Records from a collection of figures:
━━━━━━━━━━━━━━━━━━━━

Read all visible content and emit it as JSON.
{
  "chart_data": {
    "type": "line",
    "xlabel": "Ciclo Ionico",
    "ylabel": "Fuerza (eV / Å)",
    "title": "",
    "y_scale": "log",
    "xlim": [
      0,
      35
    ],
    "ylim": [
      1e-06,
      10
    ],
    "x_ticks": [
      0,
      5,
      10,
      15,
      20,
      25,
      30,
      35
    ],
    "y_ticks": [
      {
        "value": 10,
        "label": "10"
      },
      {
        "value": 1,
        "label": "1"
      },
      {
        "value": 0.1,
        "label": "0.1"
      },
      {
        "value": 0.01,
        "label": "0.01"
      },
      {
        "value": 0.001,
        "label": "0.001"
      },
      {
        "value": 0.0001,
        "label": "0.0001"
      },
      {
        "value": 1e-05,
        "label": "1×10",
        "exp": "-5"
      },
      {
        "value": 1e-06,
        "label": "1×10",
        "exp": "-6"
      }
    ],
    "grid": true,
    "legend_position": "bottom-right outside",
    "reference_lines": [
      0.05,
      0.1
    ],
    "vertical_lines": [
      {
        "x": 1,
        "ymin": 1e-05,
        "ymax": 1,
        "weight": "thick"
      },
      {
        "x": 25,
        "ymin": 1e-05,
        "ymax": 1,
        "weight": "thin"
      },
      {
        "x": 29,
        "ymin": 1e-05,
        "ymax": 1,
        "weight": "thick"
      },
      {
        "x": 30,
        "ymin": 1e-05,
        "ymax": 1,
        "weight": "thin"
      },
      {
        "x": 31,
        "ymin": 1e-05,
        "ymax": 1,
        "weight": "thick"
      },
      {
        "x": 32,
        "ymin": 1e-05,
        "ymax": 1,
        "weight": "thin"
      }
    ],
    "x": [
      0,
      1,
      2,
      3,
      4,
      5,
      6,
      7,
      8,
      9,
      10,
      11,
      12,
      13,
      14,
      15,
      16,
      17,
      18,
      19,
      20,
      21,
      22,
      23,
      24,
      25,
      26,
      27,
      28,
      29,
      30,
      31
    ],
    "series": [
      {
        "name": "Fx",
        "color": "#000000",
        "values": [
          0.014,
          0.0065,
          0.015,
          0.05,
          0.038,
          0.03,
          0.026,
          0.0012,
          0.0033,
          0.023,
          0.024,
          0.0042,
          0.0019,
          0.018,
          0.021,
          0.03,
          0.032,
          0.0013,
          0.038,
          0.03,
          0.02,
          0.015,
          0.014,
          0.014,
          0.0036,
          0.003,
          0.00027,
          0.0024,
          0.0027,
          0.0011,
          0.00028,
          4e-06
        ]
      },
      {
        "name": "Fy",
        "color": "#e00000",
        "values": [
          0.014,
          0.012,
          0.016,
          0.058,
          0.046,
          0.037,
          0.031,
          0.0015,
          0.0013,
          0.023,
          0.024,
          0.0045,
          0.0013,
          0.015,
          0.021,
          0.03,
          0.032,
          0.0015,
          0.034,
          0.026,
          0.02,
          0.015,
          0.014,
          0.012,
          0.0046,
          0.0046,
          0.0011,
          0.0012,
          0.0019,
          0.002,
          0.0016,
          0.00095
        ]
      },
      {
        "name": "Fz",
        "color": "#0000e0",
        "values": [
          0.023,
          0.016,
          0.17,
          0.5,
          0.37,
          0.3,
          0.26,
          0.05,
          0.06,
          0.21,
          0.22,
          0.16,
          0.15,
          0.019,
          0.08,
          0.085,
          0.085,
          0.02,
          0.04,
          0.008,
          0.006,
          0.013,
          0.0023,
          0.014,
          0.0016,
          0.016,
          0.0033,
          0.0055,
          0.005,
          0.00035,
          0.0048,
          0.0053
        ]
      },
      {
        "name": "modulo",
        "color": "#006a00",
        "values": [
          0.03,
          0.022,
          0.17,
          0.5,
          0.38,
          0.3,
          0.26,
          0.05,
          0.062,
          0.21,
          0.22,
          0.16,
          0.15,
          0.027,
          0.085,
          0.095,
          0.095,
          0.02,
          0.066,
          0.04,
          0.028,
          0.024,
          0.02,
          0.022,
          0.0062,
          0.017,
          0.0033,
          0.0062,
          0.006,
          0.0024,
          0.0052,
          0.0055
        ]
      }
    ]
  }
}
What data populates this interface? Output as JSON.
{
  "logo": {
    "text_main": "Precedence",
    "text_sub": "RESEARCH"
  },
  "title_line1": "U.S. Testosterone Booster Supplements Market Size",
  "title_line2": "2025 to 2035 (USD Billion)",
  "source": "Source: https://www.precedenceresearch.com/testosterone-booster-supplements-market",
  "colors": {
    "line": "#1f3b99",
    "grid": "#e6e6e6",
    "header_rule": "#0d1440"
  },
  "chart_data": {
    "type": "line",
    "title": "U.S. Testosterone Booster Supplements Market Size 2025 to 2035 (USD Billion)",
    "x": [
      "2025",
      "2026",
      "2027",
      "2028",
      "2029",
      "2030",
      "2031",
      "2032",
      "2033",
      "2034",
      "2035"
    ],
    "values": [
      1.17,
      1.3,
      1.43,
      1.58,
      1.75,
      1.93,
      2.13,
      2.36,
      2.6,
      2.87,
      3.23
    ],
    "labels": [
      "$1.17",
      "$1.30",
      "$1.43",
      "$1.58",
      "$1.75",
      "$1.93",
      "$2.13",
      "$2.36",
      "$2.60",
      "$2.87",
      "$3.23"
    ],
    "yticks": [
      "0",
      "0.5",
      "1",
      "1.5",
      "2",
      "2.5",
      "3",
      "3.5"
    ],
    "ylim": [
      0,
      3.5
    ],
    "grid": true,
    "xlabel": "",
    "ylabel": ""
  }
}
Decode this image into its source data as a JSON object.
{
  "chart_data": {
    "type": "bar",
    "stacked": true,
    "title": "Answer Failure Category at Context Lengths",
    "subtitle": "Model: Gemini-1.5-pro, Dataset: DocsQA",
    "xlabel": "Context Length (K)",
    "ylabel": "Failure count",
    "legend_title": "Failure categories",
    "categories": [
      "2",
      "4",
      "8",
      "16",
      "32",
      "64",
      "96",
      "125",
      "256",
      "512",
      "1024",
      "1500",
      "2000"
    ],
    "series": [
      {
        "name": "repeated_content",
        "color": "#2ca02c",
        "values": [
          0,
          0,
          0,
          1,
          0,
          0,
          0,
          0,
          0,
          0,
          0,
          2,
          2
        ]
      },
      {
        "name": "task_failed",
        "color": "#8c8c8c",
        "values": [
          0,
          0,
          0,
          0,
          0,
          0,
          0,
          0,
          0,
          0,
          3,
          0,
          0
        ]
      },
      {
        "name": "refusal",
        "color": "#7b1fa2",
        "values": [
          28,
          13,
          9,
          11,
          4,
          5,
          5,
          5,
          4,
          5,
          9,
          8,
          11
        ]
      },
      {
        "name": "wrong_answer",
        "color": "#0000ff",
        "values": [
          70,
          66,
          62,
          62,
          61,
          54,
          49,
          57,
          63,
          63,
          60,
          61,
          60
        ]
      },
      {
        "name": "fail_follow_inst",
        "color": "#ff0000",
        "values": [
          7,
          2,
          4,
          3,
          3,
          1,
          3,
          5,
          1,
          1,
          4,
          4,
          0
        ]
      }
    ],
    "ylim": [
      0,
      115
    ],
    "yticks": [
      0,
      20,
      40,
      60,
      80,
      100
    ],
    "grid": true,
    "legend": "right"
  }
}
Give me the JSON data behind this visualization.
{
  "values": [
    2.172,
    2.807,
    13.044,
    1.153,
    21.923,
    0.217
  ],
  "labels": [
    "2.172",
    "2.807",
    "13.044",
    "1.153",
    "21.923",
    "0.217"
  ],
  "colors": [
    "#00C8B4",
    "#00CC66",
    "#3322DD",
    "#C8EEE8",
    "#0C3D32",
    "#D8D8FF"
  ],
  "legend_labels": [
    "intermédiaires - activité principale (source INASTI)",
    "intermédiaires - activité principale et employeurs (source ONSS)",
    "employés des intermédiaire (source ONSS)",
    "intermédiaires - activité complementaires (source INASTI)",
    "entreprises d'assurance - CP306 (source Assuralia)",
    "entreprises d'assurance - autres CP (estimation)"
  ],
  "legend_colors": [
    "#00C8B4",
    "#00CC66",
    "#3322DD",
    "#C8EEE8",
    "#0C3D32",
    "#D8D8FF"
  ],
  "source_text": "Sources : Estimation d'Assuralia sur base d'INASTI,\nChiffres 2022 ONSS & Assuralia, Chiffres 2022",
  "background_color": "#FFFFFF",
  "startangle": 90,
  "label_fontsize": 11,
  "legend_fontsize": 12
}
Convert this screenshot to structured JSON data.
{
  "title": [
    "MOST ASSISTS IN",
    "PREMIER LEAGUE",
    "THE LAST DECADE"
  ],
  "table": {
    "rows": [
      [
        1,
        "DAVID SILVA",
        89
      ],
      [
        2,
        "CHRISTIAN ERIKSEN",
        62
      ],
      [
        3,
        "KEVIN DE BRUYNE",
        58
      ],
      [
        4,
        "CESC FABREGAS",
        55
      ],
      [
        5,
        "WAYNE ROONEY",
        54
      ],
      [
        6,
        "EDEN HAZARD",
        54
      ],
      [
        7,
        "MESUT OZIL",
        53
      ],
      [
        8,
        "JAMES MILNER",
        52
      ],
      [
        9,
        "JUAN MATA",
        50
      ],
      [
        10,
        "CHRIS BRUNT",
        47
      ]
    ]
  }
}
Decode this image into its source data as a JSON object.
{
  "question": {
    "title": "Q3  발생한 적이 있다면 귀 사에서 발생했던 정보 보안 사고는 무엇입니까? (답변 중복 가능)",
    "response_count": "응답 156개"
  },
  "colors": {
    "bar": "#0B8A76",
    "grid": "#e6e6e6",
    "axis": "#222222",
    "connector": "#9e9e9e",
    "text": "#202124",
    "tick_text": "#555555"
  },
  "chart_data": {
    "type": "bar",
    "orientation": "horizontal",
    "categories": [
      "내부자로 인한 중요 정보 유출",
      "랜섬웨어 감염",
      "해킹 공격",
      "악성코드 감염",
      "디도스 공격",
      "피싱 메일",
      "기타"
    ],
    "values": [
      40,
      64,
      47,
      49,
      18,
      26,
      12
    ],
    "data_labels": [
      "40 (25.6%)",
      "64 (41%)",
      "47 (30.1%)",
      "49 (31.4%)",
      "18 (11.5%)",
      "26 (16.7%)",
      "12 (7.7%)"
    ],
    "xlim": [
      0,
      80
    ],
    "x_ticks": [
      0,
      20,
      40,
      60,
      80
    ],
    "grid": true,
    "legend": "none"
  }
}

━━━━━━━━━━━━━━━━━━━━

**Direction:** Tally the lines in these entries that have the string "xlabel" in them, then answer with the count and nothing else.

**Final result:** 3